- TASK PROMPT -
Pictures do not belong in the copy; transcribe everything else in the records exactly.

======== RAW DATA

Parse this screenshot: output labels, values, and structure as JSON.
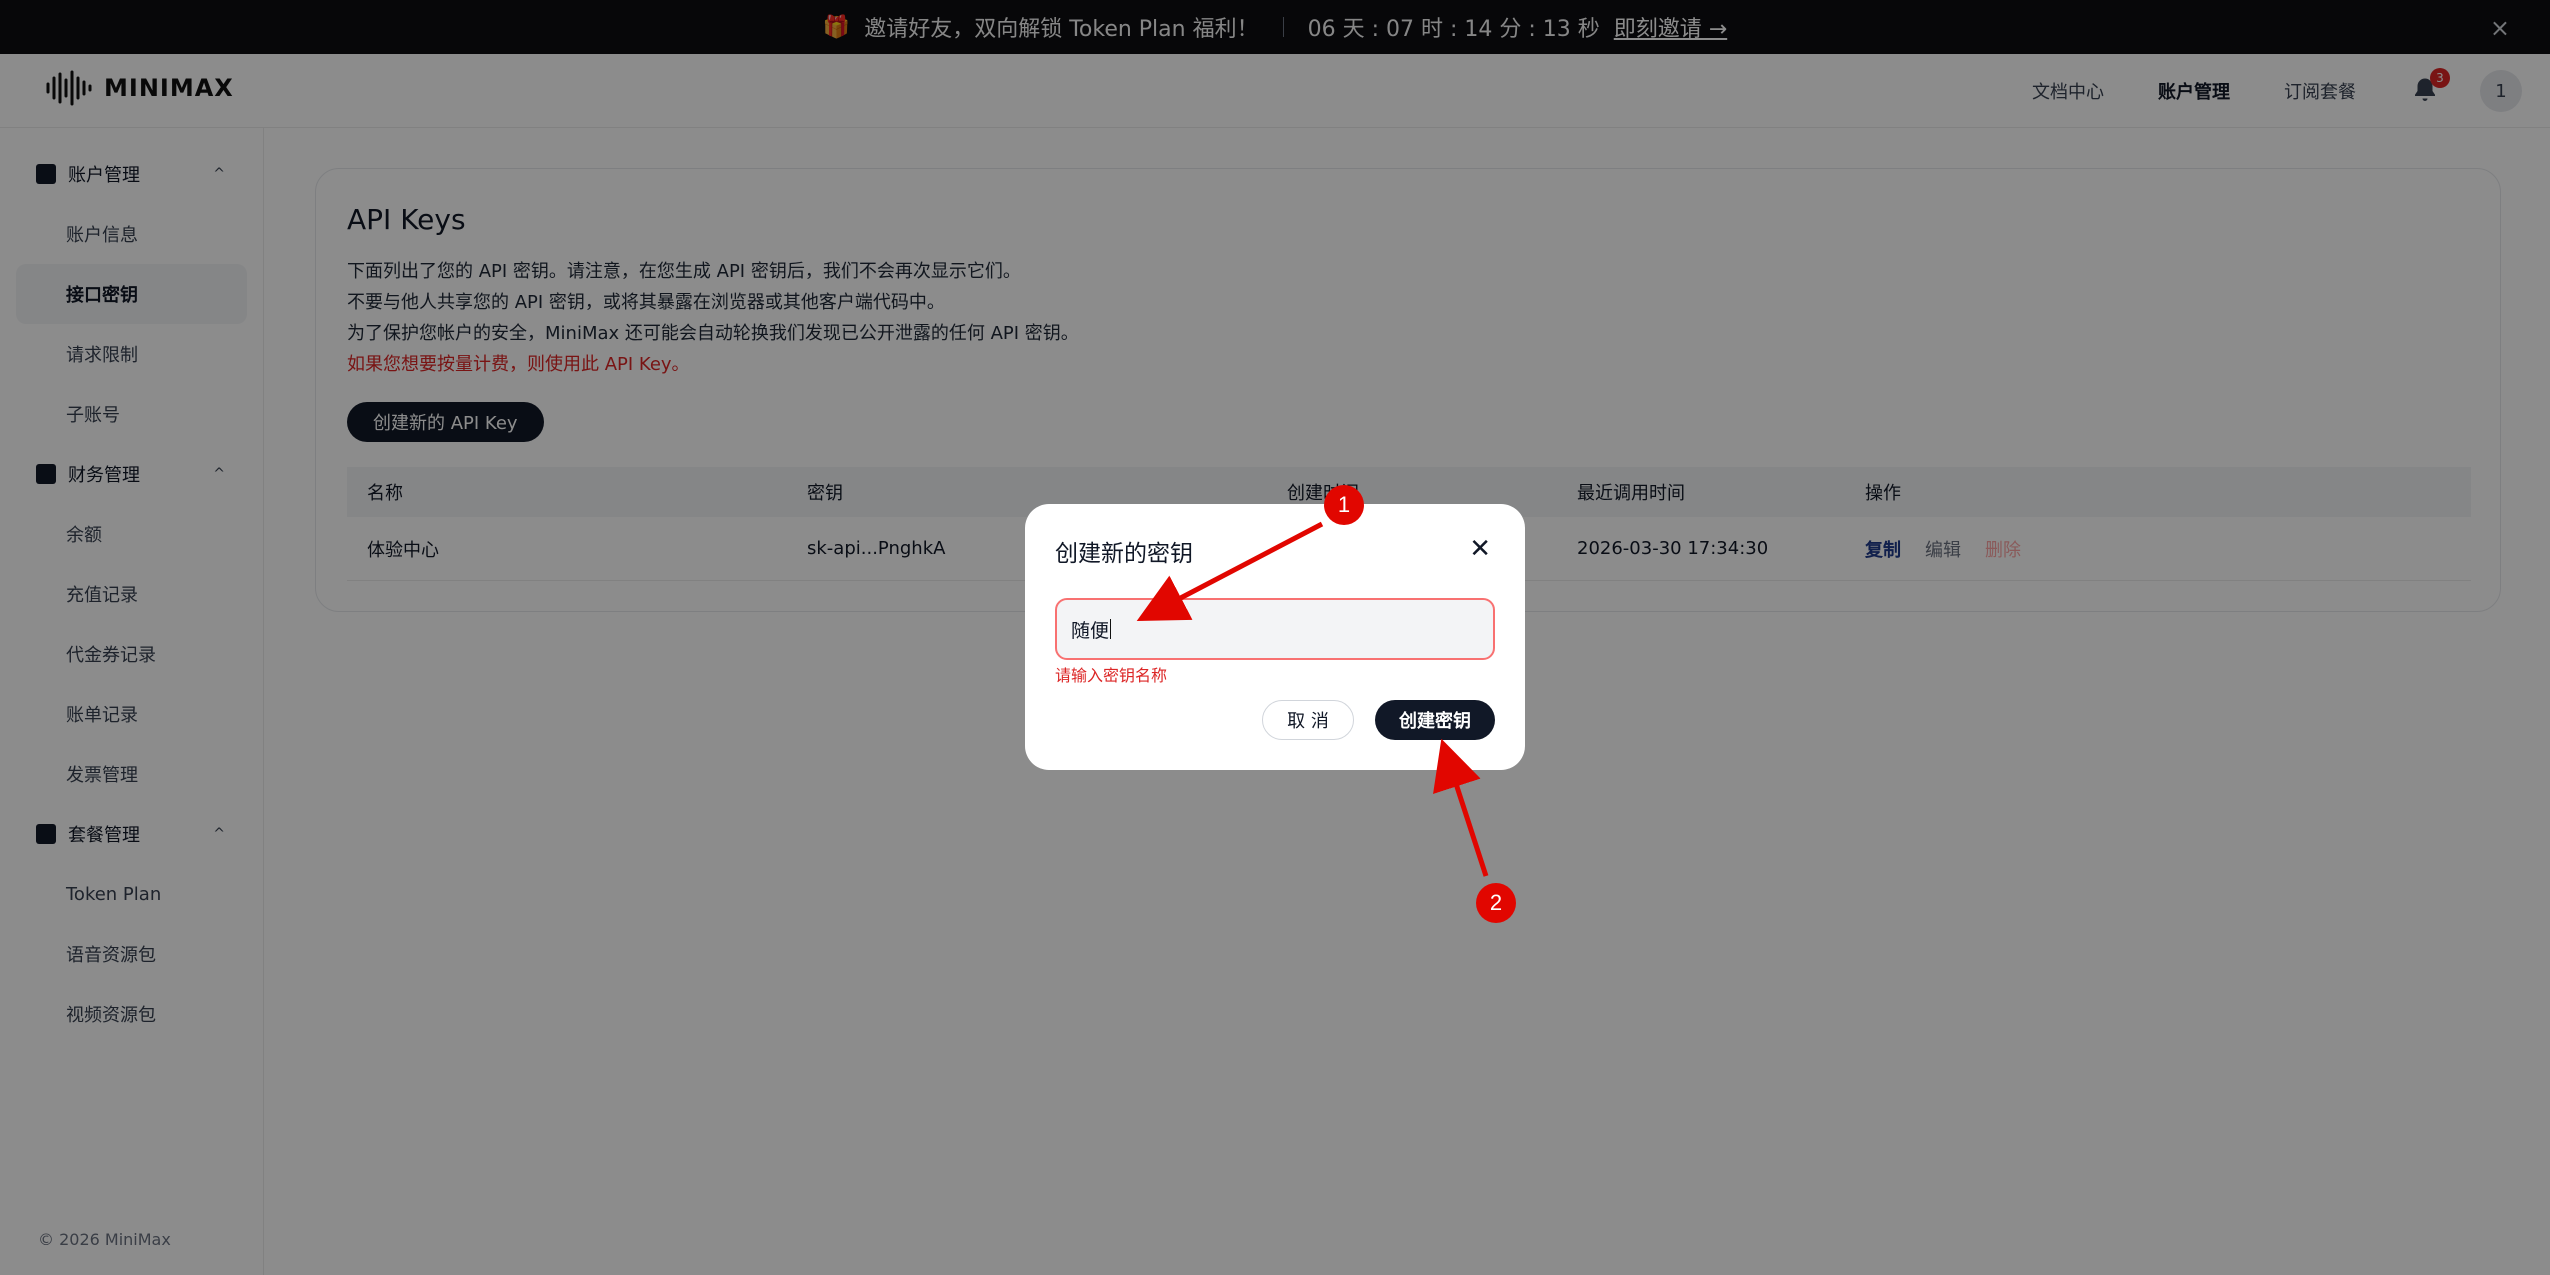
{
  "promo": {
    "text": "邀请好友，双向解锁 Token Plan 福利！",
    "countdown": "06 天 : 07 时 : 14 分 : 13 秒",
    "link": "即刻邀请 →",
    "close": "×"
  },
  "header": {
    "logo": "MINIMAX",
    "nav": [
      "文档中心",
      "账户管理",
      "订阅套餐"
    ],
    "notification_count": "3",
    "avatar": "1"
  },
  "sidebar": {
    "groups": [
      {
        "label": "账户管理",
        "items": [
          "账户信息",
          "接口密钥",
          "请求限制",
          "子账号"
        ]
      },
      {
        "label": "财务管理",
        "items": [
          "余额",
          "充值记录",
          "代金券记录",
          "账单记录",
          "发票管理"
        ]
      },
      {
        "label": "套餐管理",
        "items": [
          "Token Plan",
          "语音资源包",
          "视频资源包"
        ]
      }
    ],
    "active_item": "接口密钥",
    "footer": "© 2026 MiniMax"
  },
  "main": {
    "title": "API Keys",
    "desc": [
      "下面列出了您的 API 密钥。请注意，在您生成 API 密钥后，我们不会再次显示它们。",
      "不要与他人共享您的 API 密钥，或将其暴露在浏览器或其他客户端代码中。",
      "为了保护您帐户的安全，MiniMax 还可能会自动轮换我们发现已公开泄露的任何 API 密钥。"
    ],
    "warning": "如果您想要按量计费，则使用此 API Key。",
    "create_button": "创建新的 API Key",
    "table": {
      "headers": [
        "名称",
        "密钥",
        "创建时间",
        "最近调用时间",
        "操作"
      ],
      "rows": [
        {
          "name": "体验中心",
          "key": "sk-api...PnghkA",
          "created": "",
          "last_used": "2026-03-30 17:34:30",
          "actions": [
            "复制",
            "编辑",
            "删除"
          ]
        }
      ]
    }
  },
  "modal": {
    "title": "创建新的密钥",
    "input_value": "随便",
    "error": "请输入密钥名称",
    "cancel": "取 消",
    "confirm": "创建密钥"
  },
  "annotations": [
    "1",
    "2"
  ]
}
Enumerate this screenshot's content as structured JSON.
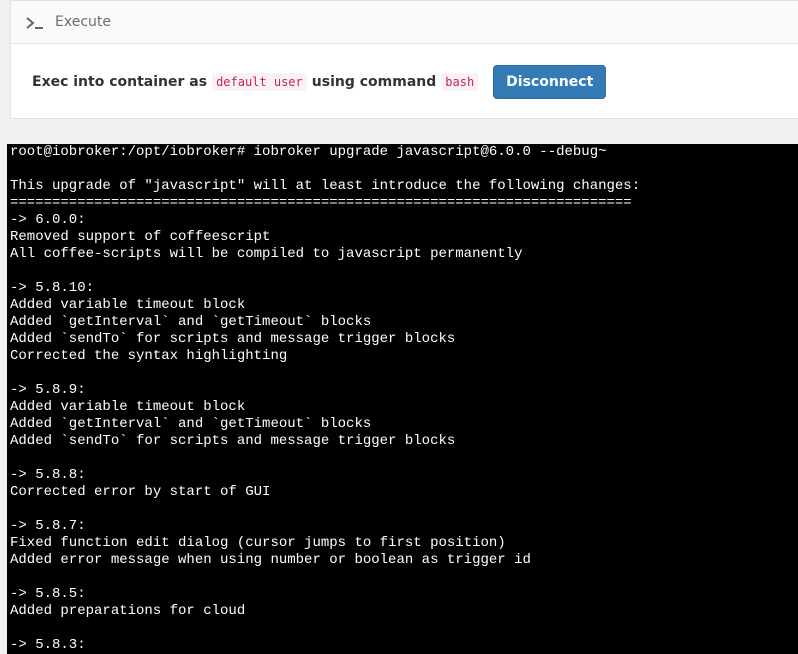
{
  "panel": {
    "title": "Execute",
    "icon": "terminal-prompt-icon",
    "exec_prefix": "Exec into container as",
    "user": "default user",
    "exec_middle": "using command",
    "command": "bash",
    "disconnect_label": "Disconnect"
  },
  "terminal": {
    "lines": [
      "root@iobroker:/opt/iobroker# iobroker upgrade javascript@6.0.0 --debug~",
      "",
      "This upgrade of \"javascript\" will at least introduce the following changes:",
      "==========================================================================",
      "-> 6.0.0:",
      "Removed support of coffeescript",
      "All coffee-scripts will be compiled to javascript permanently",
      "",
      "-> 5.8.10:",
      "Added variable timeout block",
      "Added `getInterval` and `getTimeout` blocks",
      "Added `sendTo` for scripts and message trigger blocks",
      "Corrected the syntax highlighting",
      "",
      "-> 5.8.9:",
      "Added variable timeout block",
      "Added `getInterval` and `getTimeout` blocks",
      "Added `sendTo` for scripts and message trigger blocks",
      "",
      "-> 5.8.8:",
      "Corrected error by start of GUI",
      "",
      "-> 5.8.7:",
      "Fixed function edit dialog (cursor jumps to first position)",
      "Added error message when using number or boolean as trigger id",
      "",
      "-> 5.8.5:",
      "Added preparations for cloud",
      "",
      "-> 5.8.3:"
    ]
  },
  "colors": {
    "button": "#337ab7",
    "code_text": "#c7254e",
    "terminal_bg": "#000000",
    "terminal_fg": "#ffffff"
  }
}
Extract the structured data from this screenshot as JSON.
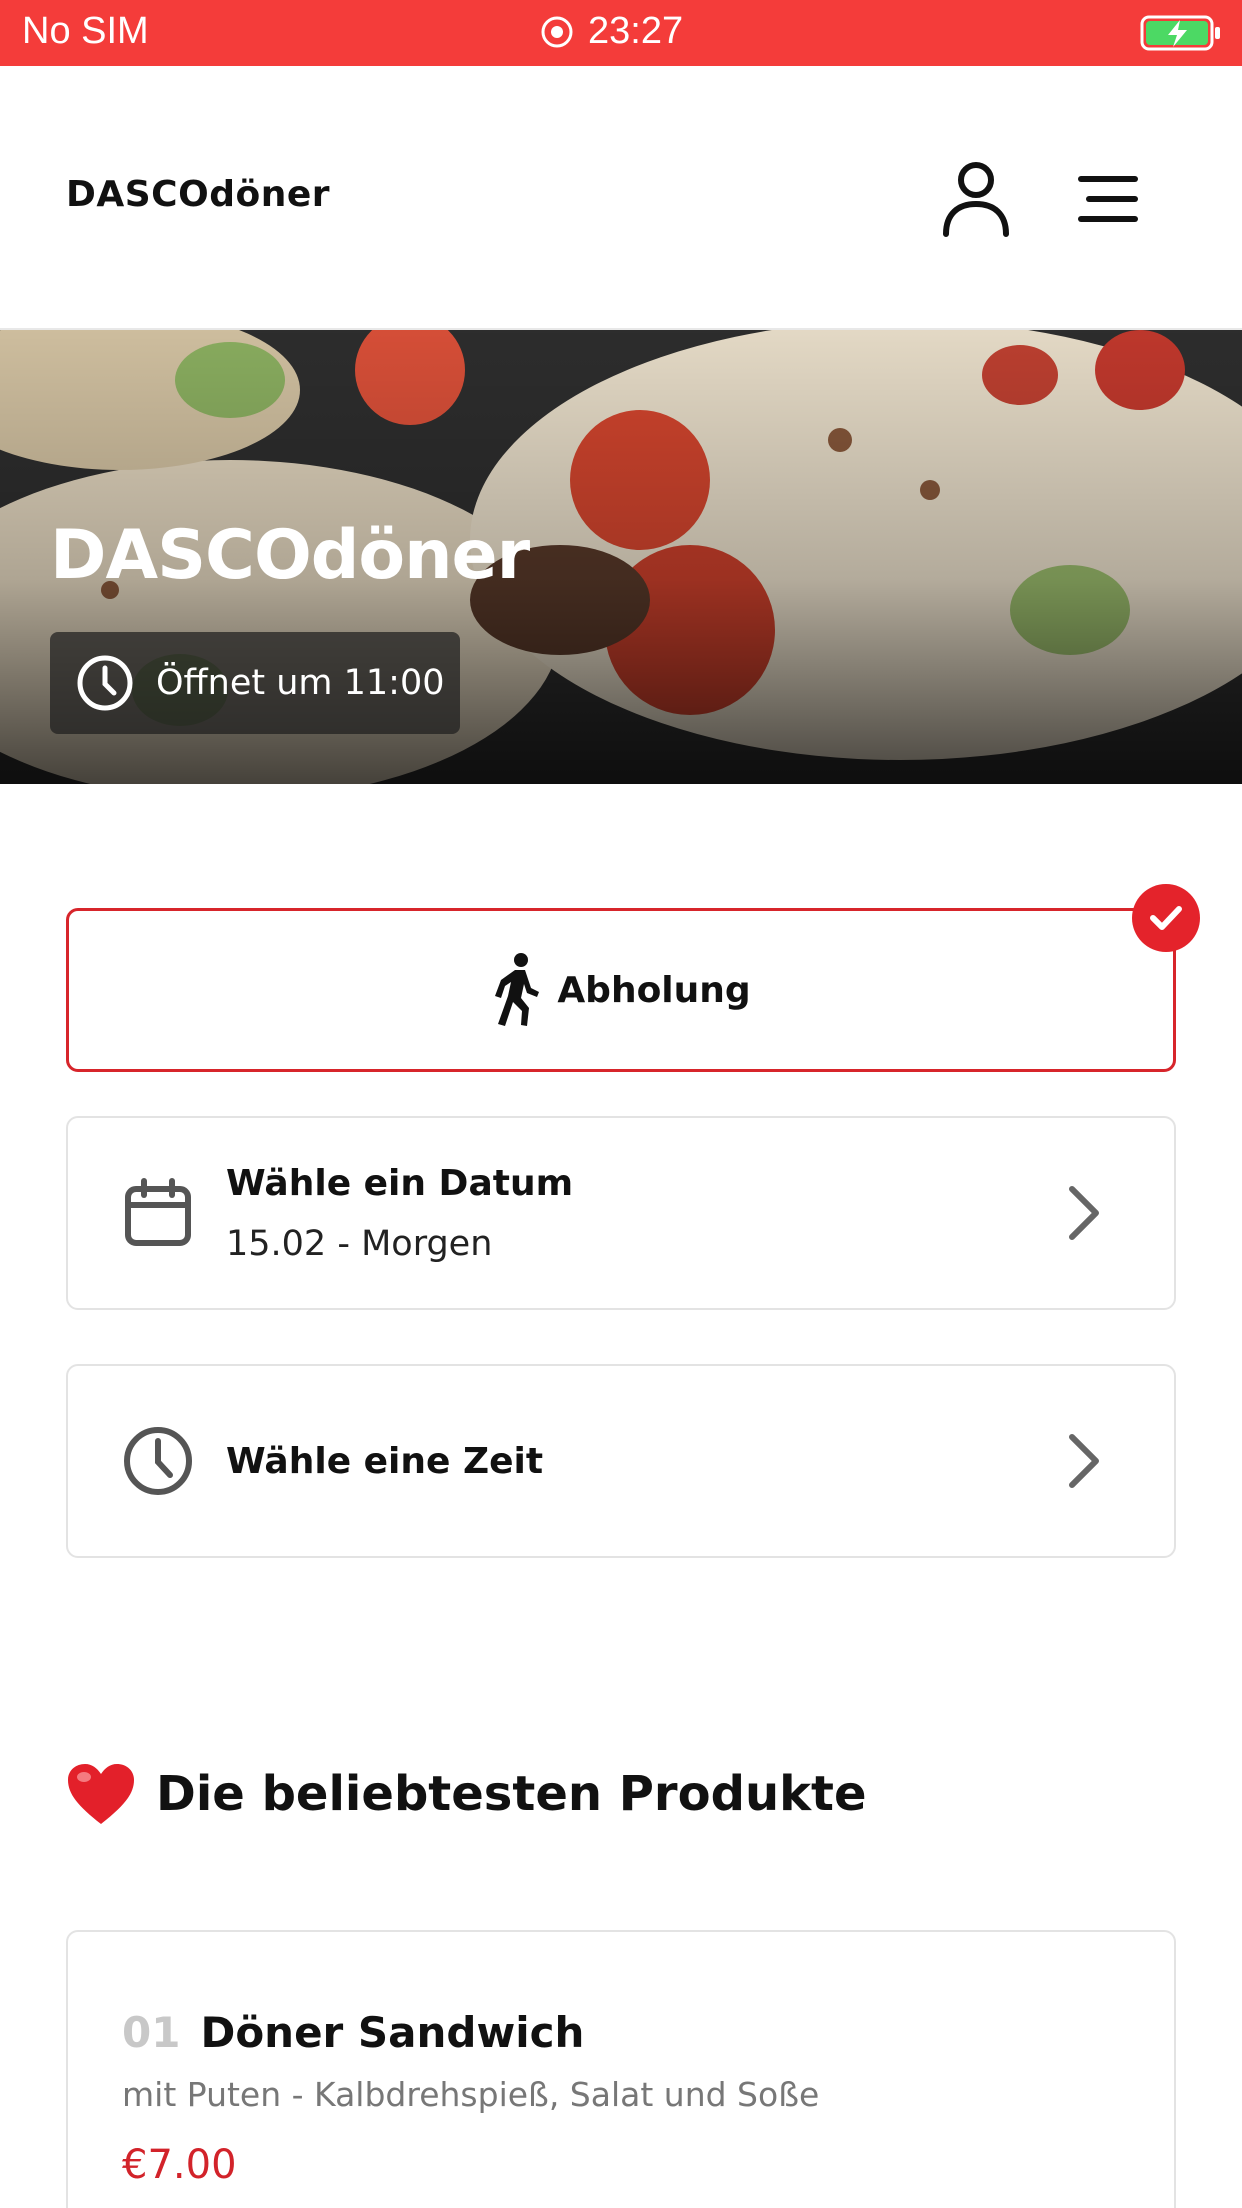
{
  "status_bar": {
    "carrier": "No SIM",
    "time": "23:27",
    "icons": [
      "record-icon",
      "battery-charging-icon"
    ]
  },
  "header": {
    "brand": "DASCOdöner",
    "icons": [
      "user-icon",
      "menu-icon"
    ]
  },
  "hero": {
    "title": "DASCOdöner",
    "badge_text": "Öffnet um 11:00",
    "badge_icon": "clock-icon"
  },
  "order_mode": {
    "label": "Abholung",
    "icon": "walking-person-icon",
    "selected": true
  },
  "date_picker": {
    "title": "Wähle ein Datum",
    "value": "15.02 - Morgen",
    "icon": "calendar-icon"
  },
  "time_picker": {
    "title": "Wähle eine Zeit",
    "icon": "clock-icon"
  },
  "popular": {
    "emoji": "❤️",
    "title": "Die beliebtesten Produkte"
  },
  "products": [
    {
      "number": "01",
      "name": "Döner Sandwich",
      "description": "mit Puten - Kalbdrehspieß, Salat und Soße",
      "price": "€7.00"
    }
  ],
  "colors": {
    "status_bar": "#f43c3a",
    "accent": "#d7252b",
    "price": "#d2232a",
    "battery": "#4cd964"
  }
}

================

- OUTPUT FOR THIS EXERCISE -
Parse this screenshot: output labels, values, and structure as JSON.
{
  "promo": {
    "text": "邀请好友，双向解锁 Token Plan 福利！",
    "countdown": "06 天 : 07 时 : 14 分 : 13 秒",
    "link": "即刻邀请 →",
    "close": "×"
  },
  "header": {
    "logo": "MINIMAX",
    "nav": [
      "文档中心",
      "账户管理",
      "订阅套餐"
    ],
    "notification_count": "3",
    "avatar": "1"
  },
  "sidebar": {
    "groups": [
      {
        "label": "账户管理",
        "items": [
          "账户信息",
          "接口密钥",
          "请求限制",
          "子账号"
        ]
      },
      {
        "label": "财务管理",
        "items": [
          "余额",
          "充值记录",
          "代金券记录",
          "账单记录",
          "发票管理"
        ]
      },
      {
        "label": "套餐管理",
        "items": [
          "Token Plan",
          "语音资源包",
          "视频资源包"
        ]
      }
    ],
    "active_item": "接口密钥",
    "footer": "© 2026 MiniMax"
  },
  "main": {
    "title": "API Keys",
    "desc": [
      "下面列出了您的 API 密钥。请注意，在您生成 API 密钥后，我们不会再次显示它们。",
      "不要与他人共享您的 API 密钥，或将其暴露在浏览器或其他客户端代码中。",
      "为了保护您帐户的安全，MiniMax 还可能会自动轮换我们发现已公开泄露的任何 API 密钥。"
    ],
    "warning": "如果您想要按量计费，则使用此 API Key。",
    "create_button": "创建新的 API Key",
    "table": {
      "headers": [
        "名称",
        "密钥",
        "创建时间",
        "最近调用时间",
        "操作"
      ],
      "rows": [
        {
          "name": "体验中心",
          "key": "sk-api...PnghkA",
          "created": "",
          "last_used": "2026-03-30 17:34:30",
          "actions": [
            "复制",
            "编辑",
            "删除"
          ]
        }
      ]
    }
  },
  "modal": {
    "title": "创建新的密钥",
    "input_value": "随便",
    "error": "请输入密钥名称",
    "cancel": "取 消",
    "confirm": "创建密钥"
  },
  "annotations": [
    "1",
    "2"
  ]
}
Enumerate this screenshot's content as structured JSON.
{
  "panel": {
    "title": "Execute",
    "icon": "terminal-prompt-icon",
    "exec_prefix": "Exec into container as",
    "user": "default user",
    "exec_middle": "using command",
    "command": "bash",
    "disconnect_label": "Disconnect"
  },
  "terminal": {
    "lines": [
      "root@iobroker:/opt/iobroker# iobroker upgrade javascript@6.0.0 --debug~",
      "",
      "This upgrade of \"javascript\" will at least introduce the following changes:",
      "==========================================================================",
      "-> 6.0.0:",
      "Removed support of coffeescript",
      "All coffee-scripts will be compiled to javascript permanently",
      "",
      "-> 5.8.10:",
      "Added variable timeout block",
      "Added `getInterval` and `getTimeout` blocks",
      "Added `sendTo` for scripts and message trigger blocks",
      "Corrected the syntax highlighting",
      "",
      "-> 5.8.9:",
      "Added variable timeout block",
      "Added `getInterval` and `getTimeout` blocks",
      "Added `sendTo` for scripts and message trigger blocks",
      "",
      "-> 5.8.8:",
      "Corrected error by start of GUI",
      "",
      "-> 5.8.7:",
      "Fixed function edit dialog (cursor jumps to first position)",
      "Added error message when using number or boolean as trigger id",
      "",
      "-> 5.8.5:",
      "Added preparations for cloud",
      "",
      "-> 5.8.3:"
    ]
  },
  "colors": {
    "button": "#337ab7",
    "code_text": "#c7254e",
    "terminal_bg": "#000000",
    "terminal_fg": "#ffffff"
  }
}
Extract the structured data from this screenshot as JSON.
{
  "status_bar": {
    "carrier": "No SIM",
    "time": "23:27",
    "icons": [
      "record-icon",
      "battery-charging-icon"
    ]
  },
  "header": {
    "brand": "DASCOdöner",
    "icons": [
      "user-icon",
      "menu-icon"
    ]
  },
  "hero": {
    "title": "DASCOdöner",
    "badge_text": "Öffnet um 11:00",
    "badge_icon": "clock-icon"
  },
  "order_mode": {
    "label": "Abholung",
    "icon": "walking-person-icon",
    "selected": true
  },
  "date_picker": {
    "title": "Wähle ein Datum",
    "value": "15.02 - Morgen",
    "icon": "calendar-icon"
  },
  "time_picker": {
    "title": "Wähle eine Zeit",
    "icon": "clock-icon"
  },
  "popular": {
    "emoji": "❤️",
    "title": "Die beliebtesten Produkte"
  },
  "products": [
    {
      "number": "01",
      "name": "Döner Sandwich",
      "description": "mit Puten - Kalbdrehspieß, Salat und Soße",
      "price": "€7.00"
    }
  ],
  "colors": {
    "status_bar": "#f43c3a",
    "accent": "#d7252b",
    "price": "#d2232a",
    "battery": "#4cd964"
  }
}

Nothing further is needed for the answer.